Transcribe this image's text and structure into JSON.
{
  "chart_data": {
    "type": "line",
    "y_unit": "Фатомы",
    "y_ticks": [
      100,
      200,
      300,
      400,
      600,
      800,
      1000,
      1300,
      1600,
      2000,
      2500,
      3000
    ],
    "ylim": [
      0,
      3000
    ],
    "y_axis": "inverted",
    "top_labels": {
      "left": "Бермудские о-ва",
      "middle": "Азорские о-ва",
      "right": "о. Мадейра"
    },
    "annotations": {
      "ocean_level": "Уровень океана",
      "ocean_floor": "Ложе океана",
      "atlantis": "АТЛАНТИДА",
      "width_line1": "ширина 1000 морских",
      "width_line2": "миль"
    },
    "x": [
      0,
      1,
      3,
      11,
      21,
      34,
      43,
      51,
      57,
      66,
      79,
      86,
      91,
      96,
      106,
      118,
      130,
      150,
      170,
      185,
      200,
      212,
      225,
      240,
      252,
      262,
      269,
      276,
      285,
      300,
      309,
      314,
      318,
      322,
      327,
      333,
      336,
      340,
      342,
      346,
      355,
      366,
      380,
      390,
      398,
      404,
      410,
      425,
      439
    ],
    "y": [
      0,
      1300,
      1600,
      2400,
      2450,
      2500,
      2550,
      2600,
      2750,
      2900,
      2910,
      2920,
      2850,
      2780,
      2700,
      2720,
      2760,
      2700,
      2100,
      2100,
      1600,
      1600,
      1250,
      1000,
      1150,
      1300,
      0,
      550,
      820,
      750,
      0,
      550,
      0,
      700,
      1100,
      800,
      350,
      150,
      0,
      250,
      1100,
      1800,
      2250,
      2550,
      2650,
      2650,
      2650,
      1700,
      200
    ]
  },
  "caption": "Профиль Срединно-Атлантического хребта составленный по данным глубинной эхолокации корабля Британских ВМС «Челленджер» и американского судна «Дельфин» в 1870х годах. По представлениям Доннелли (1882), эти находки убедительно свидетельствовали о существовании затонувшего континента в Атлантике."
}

*-*-*

### WHAT YOU ARE ASKED TO DO
Look through the records and gather each line with the word "океана".

### CORRECT RESULT
      "ocean_level": "Уровень океана",
      "ocean_floor": "Ложе океана",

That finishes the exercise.